# What you have to do
Write out the listing beneath this instruction in its entirety, exactly as it reads.

[Collected data]
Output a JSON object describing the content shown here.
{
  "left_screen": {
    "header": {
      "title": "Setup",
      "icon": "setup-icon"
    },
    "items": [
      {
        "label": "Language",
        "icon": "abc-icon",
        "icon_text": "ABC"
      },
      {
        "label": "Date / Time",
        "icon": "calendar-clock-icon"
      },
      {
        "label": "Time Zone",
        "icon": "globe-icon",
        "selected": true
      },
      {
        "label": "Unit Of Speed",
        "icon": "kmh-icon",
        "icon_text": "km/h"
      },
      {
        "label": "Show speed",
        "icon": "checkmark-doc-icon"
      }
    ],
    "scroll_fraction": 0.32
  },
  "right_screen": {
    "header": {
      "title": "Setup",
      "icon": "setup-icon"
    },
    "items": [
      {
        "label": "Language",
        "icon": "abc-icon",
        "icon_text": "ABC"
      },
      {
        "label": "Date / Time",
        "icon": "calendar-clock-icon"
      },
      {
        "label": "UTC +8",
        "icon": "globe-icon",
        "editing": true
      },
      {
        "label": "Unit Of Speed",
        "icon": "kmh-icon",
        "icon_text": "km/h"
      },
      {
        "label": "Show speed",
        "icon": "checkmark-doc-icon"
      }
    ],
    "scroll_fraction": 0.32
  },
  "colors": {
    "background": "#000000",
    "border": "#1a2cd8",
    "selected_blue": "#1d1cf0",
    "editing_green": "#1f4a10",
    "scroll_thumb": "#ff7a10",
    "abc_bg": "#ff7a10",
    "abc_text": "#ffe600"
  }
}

# Full response
Output a JSON object describing the content shown here.
{
  "left_screen": {
    "header": {
      "title": "Setup",
      "icon": "setup-icon"
    },
    "items": [
      {
        "label": "Language",
        "icon": "abc-icon",
        "icon_text": "ABC"
      },
      {
        "label": "Date / Time",
        "icon": "calendar-clock-icon"
      },
      {
        "label": "Time Zone",
        "icon": "globe-icon",
        "selected": true
      },
      {
        "label": "Unit Of Speed",
        "icon": "kmh-icon",
        "icon_text": "km/h"
      },
      {
        "label": "Show speed",
        "icon": "checkmark-doc-icon"
      }
    ],
    "scroll_fraction": 0.32
  },
  "right_screen": {
    "header": {
      "title": "Setup",
      "icon": "setup-icon"
    },
    "items": [
      {
        "label": "Language",
        "icon": "abc-icon",
        "icon_text": "ABC"
      },
      {
        "label": "Date / Time",
        "icon": "calendar-clock-icon"
      },
      {
        "label": "UTC +8",
        "icon": "globe-icon",
        "editing": true
      },
      {
        "label": "Unit Of Speed",
        "icon": "kmh-icon",
        "icon_text": "km/h"
      },
      {
        "label": "Show speed",
        "icon": "checkmark-doc-icon"
      }
    ],
    "scroll_fraction": 0.32
  },
  "colors": {
    "background": "#000000",
    "border": "#1a2cd8",
    "selected_blue": "#1d1cf0",
    "editing_green": "#1f4a10",
    "scroll_thumb": "#ff7a10",
    "abc_bg": "#ff7a10",
    "abc_text": "#ffe600"
  }
}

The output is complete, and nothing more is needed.